Saved entries
..........

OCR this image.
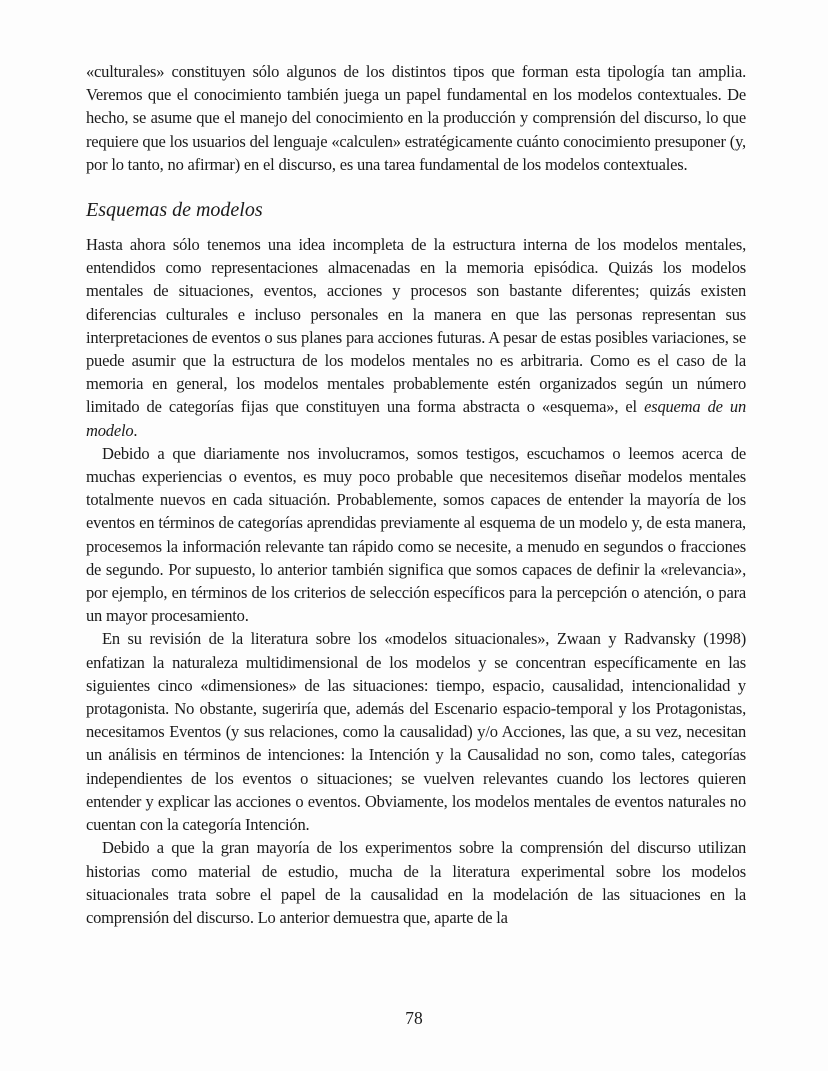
«culturales» constituyen sólo algunos de los distintos tipos que forman esta tipología tan amplia. Veremos que el conocimiento también juega un papel fundamental en los modelos contextuales. De hecho, se asume que el manejo del conocimiento en la producción y comprensión del discurso, lo que requiere que los usuarios del lenguaje «calculen» estratégicamente cuánto conocimiento presuponer (y, por lo tanto, no afirmar) en el discurso, es una tarea fundamental de los modelos contextuales.

Esquemas de modelos

Hasta ahora sólo tenemos una idea incompleta de la estructura interna de los modelos mentales, entendidos como representaciones almacenadas en la memoria episódica. Quizás los modelos mentales de situaciones, eventos, acciones y procesos son bastante diferentes; quizás existen diferencias culturales e incluso personales en la manera en que las personas representan sus interpretaciones de eventos o sus planes para acciones futuras. A pesar de estas posibles variaciones, se puede asumir que la estructura de los modelos mentales no es arbitraria. Como es el caso de la memoria en general, los modelos mentales probablemente estén organizados según un número limitado de categorías fijas que constituyen una forma abstracta o «esquema», el esquema de un modelo.

Debido a que diariamente nos involucramos, somos testigos, escuchamos o leemos acerca de muchas experiencias o eventos, es muy poco probable que necesitemos diseñar modelos mentales totalmente nuevos en cada situación. Probablemente, somos capaces de entender la mayoría de los eventos en términos de categorías aprendidas previamente al esquema de un modelo y, de esta manera, procesemos la información relevante tan rápido como se necesite, a menudo en segundos o fracciones de segundo. Por supuesto, lo anterior también significa que somos capaces de definir la «relevancia», por ejemplo, en términos de los criterios de selección específicos para la percepción o atención, o para un mayor procesamiento.

En su revisión de la literatura sobre los «modelos situacionales», Zwaan y Radvansky (1998) enfatizan la naturaleza multidimensional de los modelos y se concentran específicamente en las siguientes cinco «dimensiones» de las situaciones: tiempo, espacio, causalidad, intencionalidad y protagonista. No obstante, sugeriría que, además del Escenario espacio-temporal y los Protagonistas, necesitamos Eventos (y sus relaciones, como la causalidad) y/o Acciones, las que, a su vez, necesitan un análisis en términos de intenciones: la Intención y la Causalidad no son, como tales, categorías independientes de los eventos o situaciones; se vuelven relevantes cuando los lectores quieren entender y explicar las acciones o eventos. Obviamente, los modelos mentales de eventos naturales no cuentan con la categoría Intención.

Debido a que la gran mayoría de los experimentos sobre la comprensión del discurso utilizan historias como material de estudio, mucha de la literatura experimental sobre los modelos situacionales trata sobre el papel de la causalidad en la modelación de las situaciones en la comprensión del discurso. Lo anterior demuestra que, aparte de la

78
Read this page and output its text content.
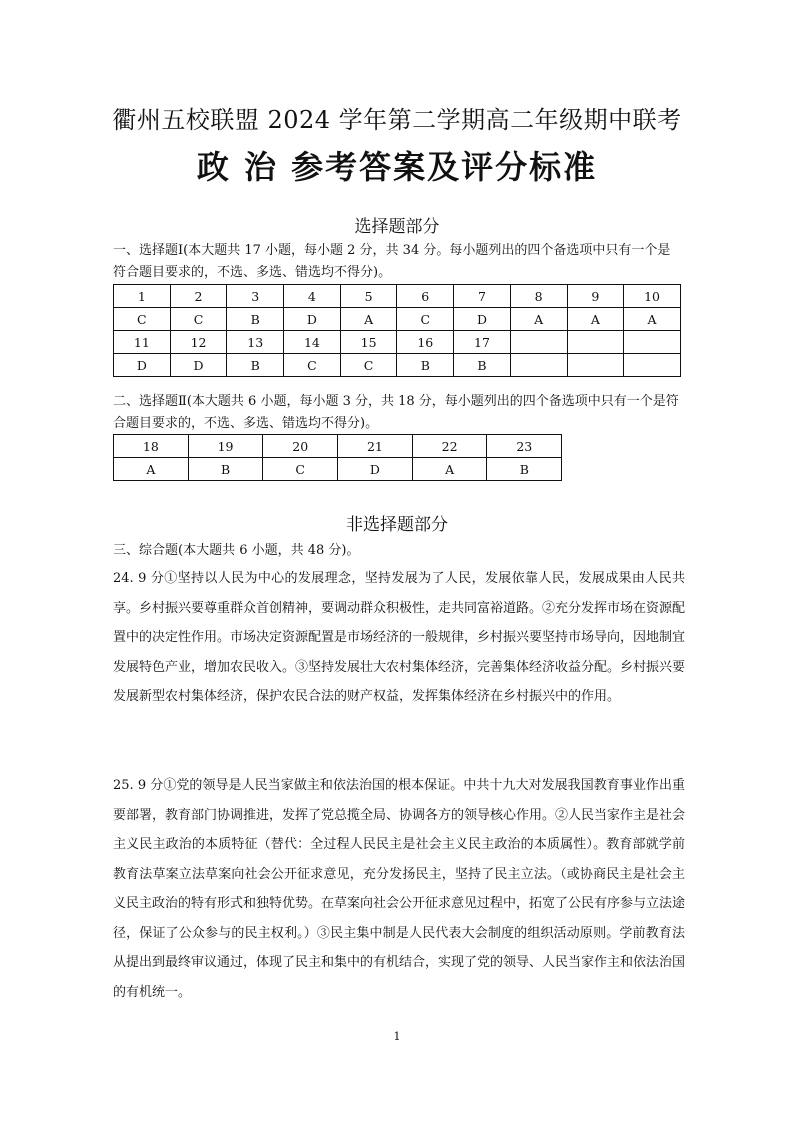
衢州五校联盟 2024 学年第二学期高二年级期中联考
政 治 参考答案及评分标准
选择题部分
一、选择题Ⅰ(本大题共 17 小题，每小题 2 分，共 34 分。每小题列出的四个备选项中只有一个是符合题目要求的，不选、多选、错选均不得分)。
1	2	3	4	5	6	7	8	9	10
C	C	B	D	A	C	D	A	A	A
11	12	13	14	15	16	17			
D	D	B	C	C	B	B			
二、选择题Ⅱ(本大题共 6 小题，每小题 3 分，共 18 分，每小题列出的四个备选项中只有一个是符合题目要求的，不选、多选、错选均不得分)。
18	19	20	21	22	23
A	B	C	D	A	B
非选择题部分
三、综合题(本大题共 6 小题，共 48 分)。
24. 9 分①坚持以人民为中心的发展理念，坚持发展为了人民，发展依靠人民，发展成果由人民共享。乡村振兴要尊重群众首创精神，要调动群众积极性，走共同富裕道路。②充分发挥市场在资源配置中的决定性作用。市场决定资源配置是市场经济的一般规律，乡村振兴要坚持市场导向，因地制宜发展特色产业，增加农民收入。③坚持发展壮大农村集体经济，完善集体经济收益分配。乡村振兴要发展新型农村集体经济，保护农民合法的财产权益，发挥集体经济在乡村振兴中的作用。
25. 9 分①党的领导是人民当家做主和依法治国的根本保证。中共十九大对发展我国教育事业作出重要部署，教育部门协调推进，发挥了党总揽全局、协调各方的领导核心作用。②人民当家作主是社会主义民主政治的本质特征（替代：全过程人民民主是社会主义民主政治的本质属性）。教育部就学前教育法草案立法草案向社会公开征求意见，充分发扬民主，坚持了民主立法。（或协商民主是社会主义民主政治的特有形式和独特优势。在草案向社会公开征求意见过程中，拓宽了公民有序参与立法途径，保证了公众参与的民主权利。）③民主集中制是人民代表大会制度的组织活动原则。学前教育法从提出到最终审议通过，体现了民主和集中的有机结合，实现了党的领导、人民当家作主和依法治国的有机统一。
1
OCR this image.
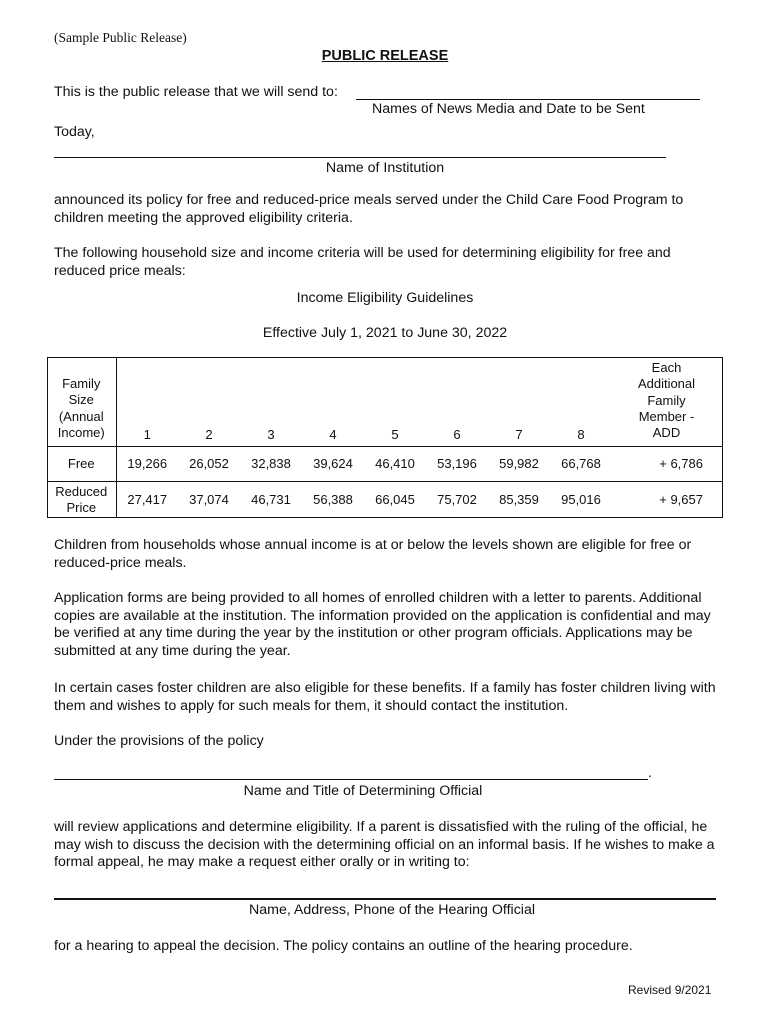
(Sample Public Release)
PUBLIC RELEASE
This is the public release that we will send to:
Names of News Media and Date to be Sent
Today,
Name of Institution
announced its policy for free and reduced-price meals served under the Child Care Food Program to children meeting the approved eligibility criteria.
The following household size and income criteria will be used for determining eligibility for free and reduced price meals:
Income Eligibility Guidelines
Effective July 1, 2021 to June 30, 2022
Family Size (Annual Income)	1	2	3	4	5	6	7	8	Each Additional Family Member - ADD
Free	19,266	26,052	32,838	39,624	46,410	53,196	59,982	66,768	+ 6,786
Reduced Price	27,417	37,074	46,731	56,388	66,045	75,702	85,359	95,016	+ 9,657
Children from households whose annual income is at or below the levels shown are eligible for free or reduced-price meals.
Application forms are being provided to all homes of enrolled children with a letter to parents. Additional copies are available at the institution. The information provided on the application is confidential and may be verified at any time during the year by the institution or other program officials. Applications may be submitted at any time during the year.
In certain cases foster children are also eligible for these benefits. If a family has foster children living with them and wishes to apply for such meals for them, it should contact the institution.
Under the provisions of the policy
.
Name and Title of Determining Official
will review applications and determine eligibility. If a parent is dissatisfied with the ruling of the official, he may wish to discuss the decision with the determining official on an informal basis. If he wishes to make a formal appeal, he may make a request either orally or in writing to:
Name, Address, Phone of the Hearing Official
for a hearing to appeal the decision. The policy contains an outline of the hearing procedure.
Revised 9/2021
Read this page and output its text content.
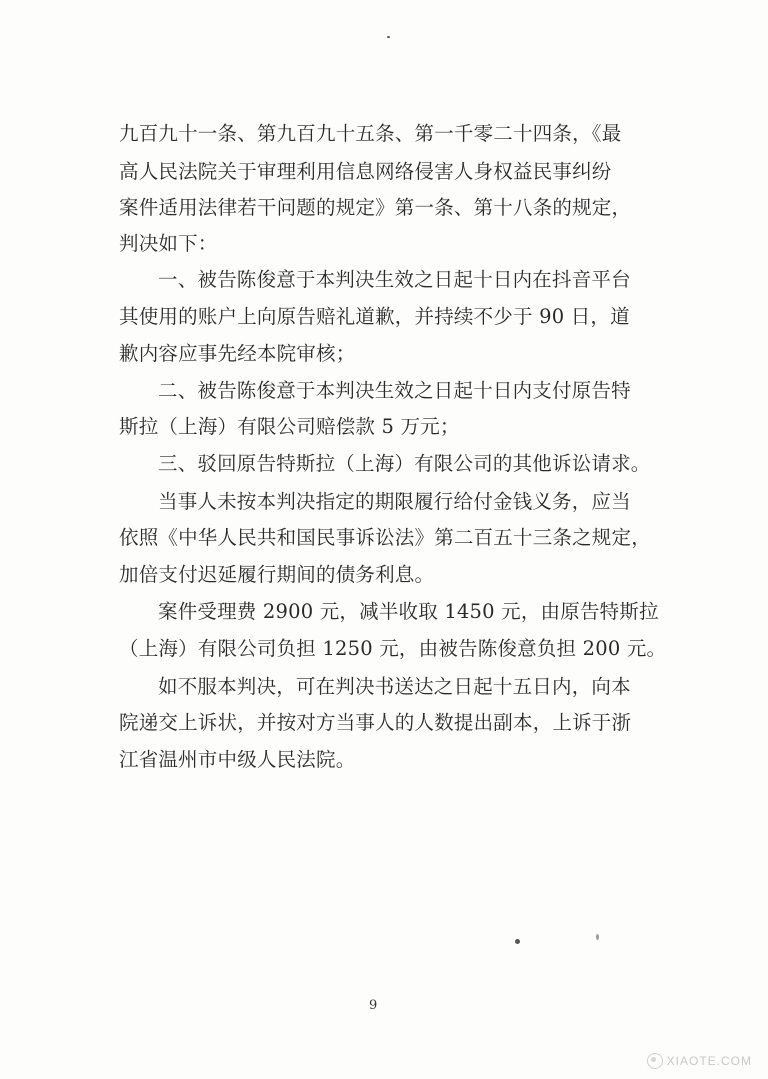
九百九十一条、第九百九十五条、第一千零二十四条，《最
高人民法院关于审理利用信息网络侵害人身权益民事纠纷
案件适用法律若干问题的规定》第一条、第十八条的规定，
判决如下：
一、被告陈俊意于本判决生效之日起十日内在抖音平台
其使用的账户上向原告赔礼道歉，并持续不少于 90 日，道
歉内容应事先经本院审核；
二、被告陈俊意于本判决生效之日起十日内支付原告特
斯拉（上海）有限公司赔偿款 5 万元；
三、驳回原告特斯拉（上海）有限公司的其他诉讼请求。
当事人未按本判决指定的期限履行给付金钱义务，应当
依照《中华人民共和国民事诉讼法》第二百五十三条之规定，
加倍支付迟延履行期间的债务利息。
案件受理费 2900 元，减半收取 1450 元，由原告特斯拉
（上海）有限公司负担 1250 元，由被告陈俊意负担 200 元。
如不服本判决，可在判决书送达之日起十五日内，向本
院递交上诉状，并按对方当事人的人数提出副本，上诉于浙
江省温州市中级人民法院。
9
XIAOTE.COM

..........

Set problem – Look through the entries above and list every line containing "错选均不得分".

Result –
一、选择题Ⅰ(本大题共 17 小题，每小题 2 分，共 34 分。每小题列出的四个备选项中只有一个是符合题目要求的，不选、多选、错选均不得分)。
二、选择题Ⅱ(本大题共 6 小题，每小题 3 分，共 18 分，每小题列出的四个备选项中只有一个是符合题目要求的，不选、多选、错选均不得分)。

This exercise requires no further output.